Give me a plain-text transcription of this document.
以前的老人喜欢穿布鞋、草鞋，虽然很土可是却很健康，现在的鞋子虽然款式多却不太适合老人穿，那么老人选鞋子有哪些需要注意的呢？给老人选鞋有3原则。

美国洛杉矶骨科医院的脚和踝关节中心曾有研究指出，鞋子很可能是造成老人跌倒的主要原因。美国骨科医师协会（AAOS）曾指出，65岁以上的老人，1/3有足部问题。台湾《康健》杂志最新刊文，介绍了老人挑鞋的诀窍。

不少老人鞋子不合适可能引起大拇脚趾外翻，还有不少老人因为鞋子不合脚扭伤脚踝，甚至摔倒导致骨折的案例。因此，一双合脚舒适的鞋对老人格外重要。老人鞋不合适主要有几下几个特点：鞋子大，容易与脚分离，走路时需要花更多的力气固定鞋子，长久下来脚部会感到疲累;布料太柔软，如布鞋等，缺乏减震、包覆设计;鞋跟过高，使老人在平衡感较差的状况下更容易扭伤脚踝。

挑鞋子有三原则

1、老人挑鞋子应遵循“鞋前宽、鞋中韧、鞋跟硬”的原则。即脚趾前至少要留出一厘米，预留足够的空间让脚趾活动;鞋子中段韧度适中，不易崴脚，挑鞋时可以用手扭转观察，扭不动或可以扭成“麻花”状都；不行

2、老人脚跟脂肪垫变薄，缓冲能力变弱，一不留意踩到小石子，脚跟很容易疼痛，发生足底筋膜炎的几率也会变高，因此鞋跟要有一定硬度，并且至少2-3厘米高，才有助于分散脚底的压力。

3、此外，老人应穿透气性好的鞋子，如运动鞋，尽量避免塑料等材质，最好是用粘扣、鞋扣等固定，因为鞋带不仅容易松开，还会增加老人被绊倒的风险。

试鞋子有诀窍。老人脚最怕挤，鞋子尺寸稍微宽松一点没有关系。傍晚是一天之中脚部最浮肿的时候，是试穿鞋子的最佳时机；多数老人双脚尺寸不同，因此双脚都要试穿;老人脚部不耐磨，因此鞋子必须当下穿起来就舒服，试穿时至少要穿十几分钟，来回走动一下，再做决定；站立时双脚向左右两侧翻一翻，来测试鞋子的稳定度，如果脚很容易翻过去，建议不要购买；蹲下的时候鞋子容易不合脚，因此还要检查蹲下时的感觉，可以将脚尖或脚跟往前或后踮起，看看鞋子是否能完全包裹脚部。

> **Requirement**
Reproduce each record shown above without altering a single word.

> **Task result**
Give me a plain-text transcription of this document.
以前的老人喜欢穿布鞋、草鞋，虽然很土可是却很健康，现在的鞋子虽然款式多却不太适合老人穿，那么老人选鞋子有哪些需要注意的呢？给老人选鞋有3原则。

美国洛杉矶骨科医院的脚和踝关节中心曾有研究指出，鞋子很可能是造成老人跌倒的主要原因。美国骨科医师协会（AAOS）曾指出，65岁以上的老人，1/3有足部问题。台湾《康健》杂志最新刊文，介绍了老人挑鞋的诀窍。

不少老人鞋子不合适可能引起大拇脚趾外翻，还有不少老人因为鞋子不合脚扭伤脚踝，甚至摔倒导致骨折的案例。因此，一双合脚舒适的鞋对老人格外重要。老人鞋不合适主要有几下几个特点：鞋子大，容易与脚分离，走路时需要花更多的力气固定鞋子，长久下来脚部会感到疲累;布料太柔软，如布鞋等，缺乏减震、包覆设计;鞋跟过高，使老人在平衡感较差的状况下更容易扭伤脚踝。

挑鞋子有三原则

1、老人挑鞋子应遵循“鞋前宽、鞋中韧、鞋跟硬”的原则。即脚趾前至少要留出一厘米，预留足够的空间让脚趾活动;鞋子中段韧度适中，不易崴脚，挑鞋时可以用手扭转观察，扭不动或可以扭成“麻花”状都；不行

2、老人脚跟脂肪垫变薄，缓冲能力变弱，一不留意踩到小石子，脚跟很容易疼痛，发生足底筋膜炎的几率也会变高，因此鞋跟要有一定硬度，并且至少2-3厘米高，才有助于分散脚底的压力。

3、此外，老人应穿透气性好的鞋子，如运动鞋，尽量避免塑料等材质，最好是用粘扣、鞋扣等固定，因为鞋带不仅容易松开，还会增加老人被绊倒的风险。

试鞋子有诀窍。老人脚最怕挤，鞋子尺寸稍微宽松一点没有关系。傍晚是一天之中脚部最浮肿的时候，是试穿鞋子的最佳时机；多数老人双脚尺寸不同，因此双脚都要试穿;老人脚部不耐磨，因此鞋子必须当下穿起来就舒服，试穿时至少要穿十几分钟，来回走动一下，再做决定；站立时双脚向左右两侧翻一翻，来测试鞋子的稳定度，如果脚很容易翻过去，建议不要购买；蹲下的时候鞋子容易不合脚，因此还要检查蹲下时的感觉，可以将脚尖或脚跟往前或后踮起，看看鞋子是否能完全包裹脚部。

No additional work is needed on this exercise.